start

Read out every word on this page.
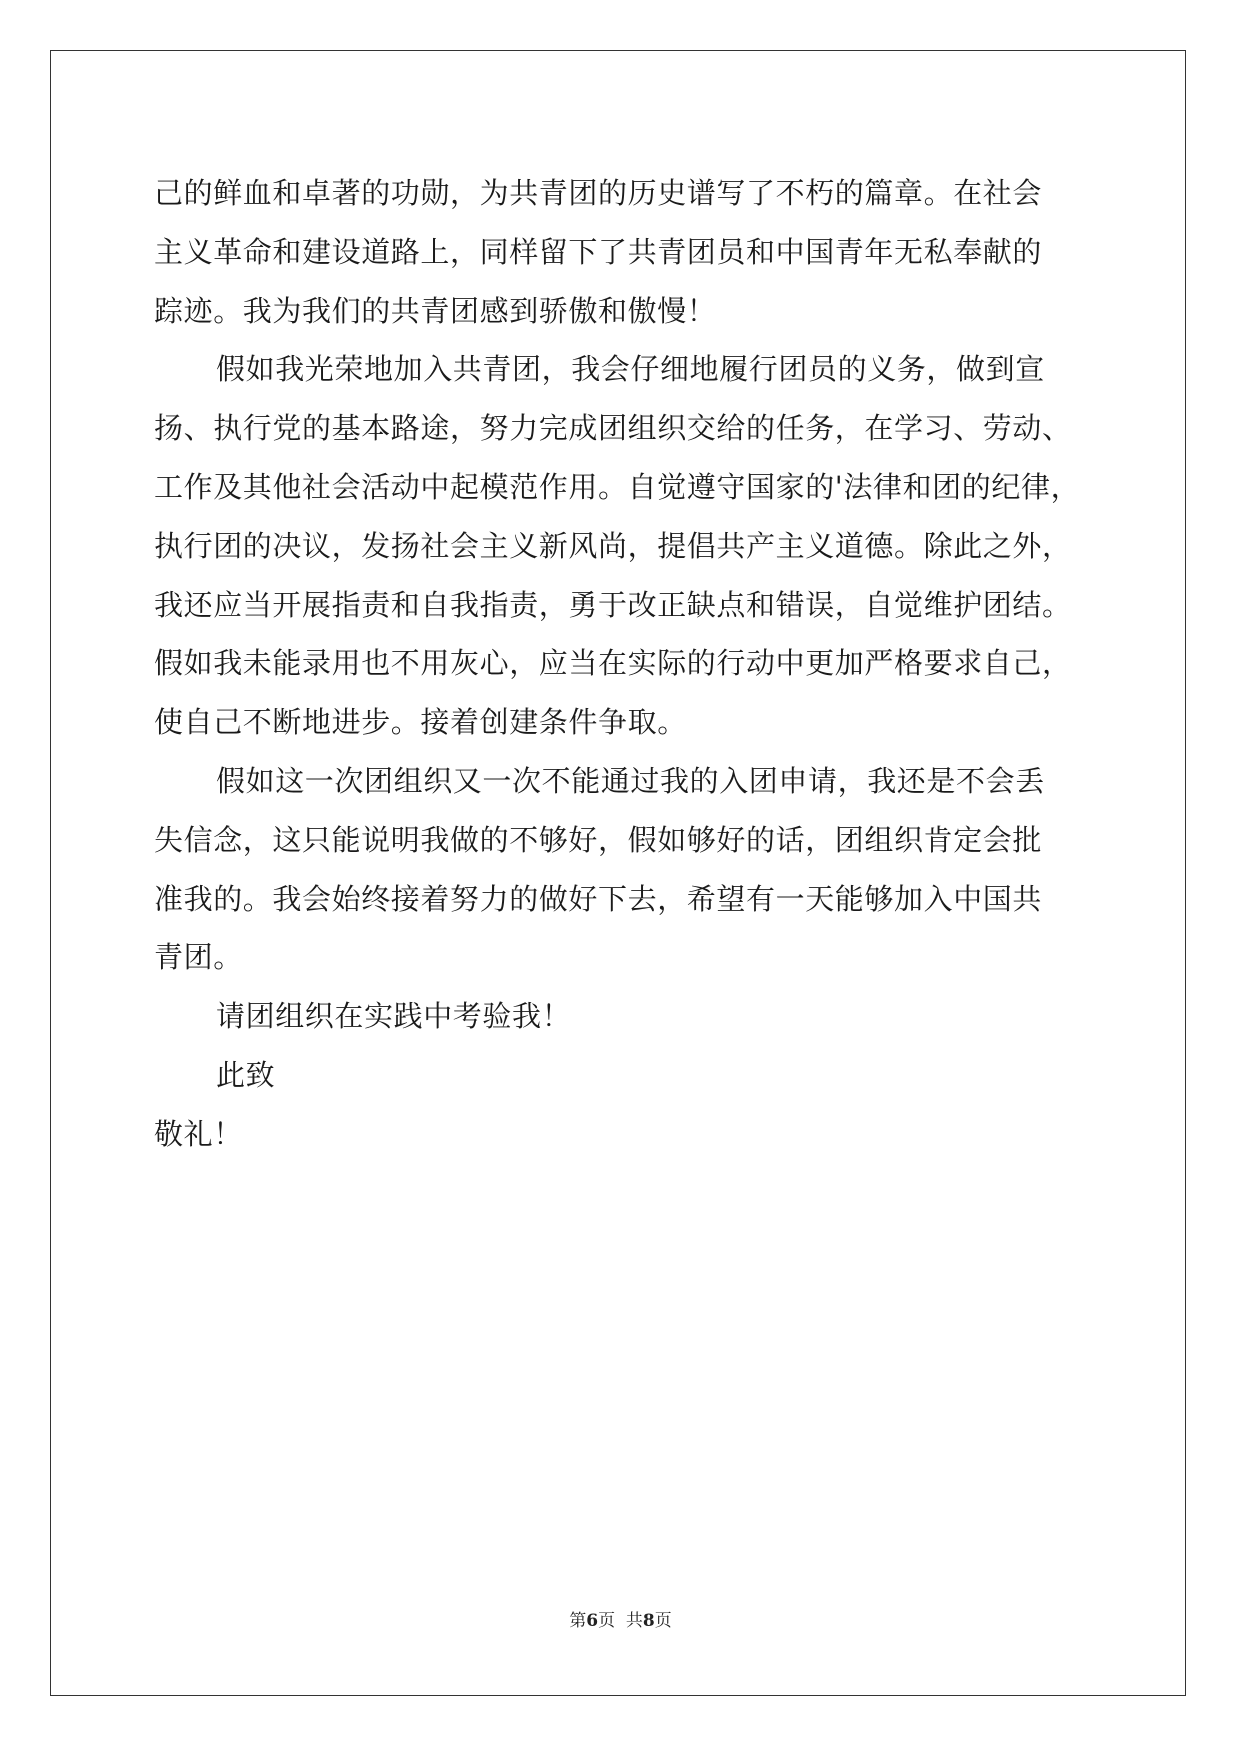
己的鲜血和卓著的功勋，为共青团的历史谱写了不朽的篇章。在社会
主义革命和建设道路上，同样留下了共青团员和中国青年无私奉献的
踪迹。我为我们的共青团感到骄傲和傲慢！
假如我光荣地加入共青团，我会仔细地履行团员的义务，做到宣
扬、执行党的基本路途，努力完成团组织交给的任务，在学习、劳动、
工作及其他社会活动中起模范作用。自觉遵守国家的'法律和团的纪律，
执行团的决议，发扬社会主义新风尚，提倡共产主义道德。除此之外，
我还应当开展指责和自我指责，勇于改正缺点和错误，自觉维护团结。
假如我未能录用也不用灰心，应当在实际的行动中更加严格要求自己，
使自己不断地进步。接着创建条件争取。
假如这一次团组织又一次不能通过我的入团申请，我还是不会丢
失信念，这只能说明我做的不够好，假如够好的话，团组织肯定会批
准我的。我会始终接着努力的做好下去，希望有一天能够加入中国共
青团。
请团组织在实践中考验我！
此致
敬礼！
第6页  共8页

end
start

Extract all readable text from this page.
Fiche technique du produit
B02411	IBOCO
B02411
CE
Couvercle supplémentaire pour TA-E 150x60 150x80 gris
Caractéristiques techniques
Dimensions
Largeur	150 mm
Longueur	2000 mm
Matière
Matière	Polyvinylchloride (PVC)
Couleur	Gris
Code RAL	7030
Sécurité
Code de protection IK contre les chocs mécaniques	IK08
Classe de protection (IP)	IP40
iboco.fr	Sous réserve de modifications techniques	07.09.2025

end

* **Stated problem**
Determine how many lines in the listing above hold the word "Code", answering with the number only.

* **Result for this exercise**
2